### Do this
The data below should be restated word for word, with every picture omitted.

+++ Exercise input +++

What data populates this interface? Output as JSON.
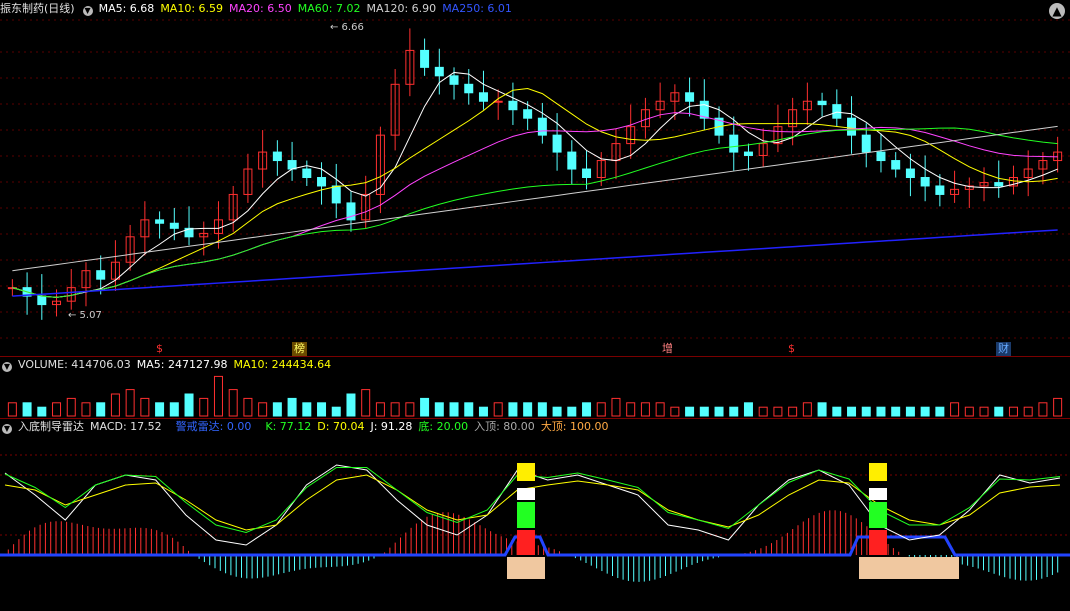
{
  "header": {
    "title": "振东制药(日线)",
    "ma5": "MA5: 6.68",
    "ma10": "MA10: 6.59",
    "ma20": "MA20: 6.50",
    "ma60": "MA60: 7.02",
    "ma120": "MA120: 6.90",
    "ma250": "MA250: 6.01"
  },
  "price_annotations": {
    "high": "6.66",
    "low": "5.07"
  },
  "event_tags": [
    {
      "label": "$",
      "color": "#ff3030"
    },
    {
      "label": "榜",
      "color": "#ffff66"
    },
    {
      "label": "增",
      "color": "#ff8080"
    },
    {
      "label": "$",
      "color": "#ff3030"
    },
    {
      "label": "财",
      "color": "#66aaff"
    }
  ],
  "volume_header": {
    "volume": "VOLUME: 414706.03",
    "ma5": "MA5: 247127.98",
    "ma10": "MA10: 244434.64"
  },
  "indicator_header": {
    "name": "入底制导雷达",
    "macd": "MACD: 17.52",
    "alert": "警戒雷达: 0.00",
    "k": "K: 77.12",
    "d": "D: 70.04",
    "j": "J: 91.28",
    "bottom": "底: 20.00",
    "top_in": "入顶: 80.00",
    "top": "大顶: 100.00"
  },
  "colors": {
    "up": "#ff3030",
    "down": "#54ffff",
    "ma5": "#ffffff",
    "ma10": "#ffff00",
    "ma20": "#ff44ff",
    "ma60": "#22ff22",
    "ma120": "#d0d0d0",
    "ma250": "#2222ff"
  },
  "chart_data": [
    {
      "type": "candlestick",
      "title": "振东制药(日线)",
      "yrange": [
        5.07,
        6.66
      ],
      "series_close_sketch": [
        5.2,
        5.15,
        5.1,
        5.12,
        5.2,
        5.3,
        5.25,
        5.35,
        5.5,
        5.6,
        5.58,
        5.55,
        5.5,
        5.52,
        5.6,
        5.75,
        5.9,
        6.0,
        5.95,
        5.9,
        5.85,
        5.8,
        5.7,
        5.6,
        5.75,
        6.1,
        6.4,
        6.6,
        6.5,
        6.45,
        6.4,
        6.35,
        6.3,
        6.3,
        6.25,
        6.2,
        6.1,
        6.0,
        5.9,
        5.85,
        5.95,
        6.05,
        6.15,
        6.25,
        6.3,
        6.35,
        6.3,
        6.2,
        6.1,
        6.0,
        5.98,
        6.05,
        6.15,
        6.25,
        6.3,
        6.28,
        6.2,
        6.1,
        6.0,
        5.95,
        5.9,
        5.85,
        5.8,
        5.75,
        5.78,
        5.8,
        5.82,
        5.8,
        5.85,
        5.9,
        5.95,
        6.0
      ]
    },
    {
      "type": "bar",
      "title": "VOLUME",
      "values_sketch": [
        3,
        3,
        2,
        3,
        4,
        3,
        3,
        5,
        6,
        4,
        3,
        3,
        5,
        4,
        9,
        6,
        4,
        3,
        3,
        4,
        3,
        3,
        2,
        5,
        6,
        3,
        3,
        3,
        4,
        3,
        3,
        3,
        2,
        3,
        3,
        3,
        3,
        2,
        2,
        3,
        3,
        4,
        3,
        3,
        3,
        2,
        2,
        2,
        2,
        2,
        3,
        2,
        2,
        2,
        3,
        3,
        2,
        2,
        2,
        2,
        2,
        2,
        2,
        2,
        3,
        2,
        2,
        2,
        2,
        2,
        3,
        4
      ]
    },
    {
      "type": "line",
      "title": "入底制导雷达",
      "series": [
        {
          "name": "K",
          "values": [
            82,
            60,
            35,
            70,
            80,
            75,
            40,
            15,
            10,
            30,
            70,
            90,
            85,
            55,
            30,
            20,
            40,
            85,
            75,
            80,
            70,
            60,
            30,
            25,
            15,
            50,
            75,
            85,
            70,
            30,
            15,
            20,
            45,
            80,
            72,
            77
          ]
        },
        {
          "name": "D",
          "values": [
            70,
            65,
            50,
            60,
            70,
            72,
            55,
            35,
            25,
            30,
            55,
            75,
            80,
            65,
            45,
            35,
            40,
            65,
            70,
            74,
            70,
            65,
            45,
            35,
            28,
            40,
            60,
            75,
            72,
            50,
            35,
            30,
            40,
            62,
            68,
            70
          ]
        }
      ],
      "reference_levels": [
        20,
        80,
        100
      ]
    }
  ]
}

+++

### Result
What data populates this interface? Output as JSON.
{
  "header": {
    "title": "振东制药(日线)",
    "ma5": "MA5: 6.68",
    "ma10": "MA10: 6.59",
    "ma20": "MA20: 6.50",
    "ma60": "MA60: 7.02",
    "ma120": "MA120: 6.90",
    "ma250": "MA250: 6.01"
  },
  "price_annotations": {
    "high": "6.66",
    "low": "5.07"
  },
  "event_tags": [
    {
      "label": "$",
      "color": "#ff3030"
    },
    {
      "label": "榜",
      "color": "#ffff66"
    },
    {
      "label": "增",
      "color": "#ff8080"
    },
    {
      "label": "$",
      "color": "#ff3030"
    },
    {
      "label": "财",
      "color": "#66aaff"
    }
  ],
  "volume_header": {
    "volume": "VOLUME: 414706.03",
    "ma5": "MA5: 247127.98",
    "ma10": "MA10: 244434.64"
  },
  "indicator_header": {
    "name": "入底制导雷达",
    "macd": "MACD: 17.52",
    "alert": "警戒雷达: 0.00",
    "k": "K: 77.12",
    "d": "D: 70.04",
    "j": "J: 91.28",
    "bottom": "底: 20.00",
    "top_in": "入顶: 80.00",
    "top": "大顶: 100.00"
  },
  "colors": {
    "up": "#ff3030",
    "down": "#54ffff",
    "ma5": "#ffffff",
    "ma10": "#ffff00",
    "ma20": "#ff44ff",
    "ma60": "#22ff22",
    "ma120": "#d0d0d0",
    "ma250": "#2222ff"
  },
  "chart_data": [
    {
      "type": "candlestick",
      "title": "振东制药(日线)",
      "yrange": [
        5.07,
        6.66
      ],
      "series_close_sketch": [
        5.2,
        5.15,
        5.1,
        5.12,
        5.2,
        5.3,
        5.25,
        5.35,
        5.5,
        5.6,
        5.58,
        5.55,
        5.5,
        5.52,
        5.6,
        5.75,
        5.9,
        6.0,
        5.95,
        5.9,
        5.85,
        5.8,
        5.7,
        5.6,
        5.75,
        6.1,
        6.4,
        6.6,
        6.5,
        6.45,
        6.4,
        6.35,
        6.3,
        6.3,
        6.25,
        6.2,
        6.1,
        6.0,
        5.9,
        5.85,
        5.95,
        6.05,
        6.15,
        6.25,
        6.3,
        6.35,
        6.3,
        6.2,
        6.1,
        6.0,
        5.98,
        6.05,
        6.15,
        6.25,
        6.3,
        6.28,
        6.2,
        6.1,
        6.0,
        5.95,
        5.9,
        5.85,
        5.8,
        5.75,
        5.78,
        5.8,
        5.82,
        5.8,
        5.85,
        5.9,
        5.95,
        6.0
      ]
    },
    {
      "type": "bar",
      "title": "VOLUME",
      "values_sketch": [
        3,
        3,
        2,
        3,
        4,
        3,
        3,
        5,
        6,
        4,
        3,
        3,
        5,
        4,
        9,
        6,
        4,
        3,
        3,
        4,
        3,
        3,
        2,
        5,
        6,
        3,
        3,
        3,
        4,
        3,
        3,
        3,
        2,
        3,
        3,
        3,
        3,
        2,
        2,
        3,
        3,
        4,
        3,
        3,
        3,
        2,
        2,
        2,
        2,
        2,
        3,
        2,
        2,
        2,
        3,
        3,
        2,
        2,
        2,
        2,
        2,
        2,
        2,
        2,
        3,
        2,
        2,
        2,
        2,
        2,
        3,
        4
      ]
    },
    {
      "type": "line",
      "title": "入底制导雷达",
      "series": [
        {
          "name": "K",
          "values": [
            82,
            60,
            35,
            70,
            80,
            75,
            40,
            15,
            10,
            30,
            70,
            90,
            85,
            55,
            30,
            20,
            40,
            85,
            75,
            80,
            70,
            60,
            30,
            25,
            15,
            50,
            75,
            85,
            70,
            30,
            15,
            20,
            45,
            80,
            72,
            77
          ]
        },
        {
          "name": "D",
          "values": [
            70,
            65,
            50,
            60,
            70,
            72,
            55,
            35,
            25,
            30,
            55,
            75,
            80,
            65,
            45,
            35,
            40,
            65,
            70,
            74,
            70,
            65,
            45,
            35,
            28,
            40,
            60,
            75,
            72,
            50,
            35,
            30,
            40,
            62,
            68,
            70
          ]
        }
      ],
      "reference_levels": [
        20,
        80,
        100
      ]
    }
  ]
}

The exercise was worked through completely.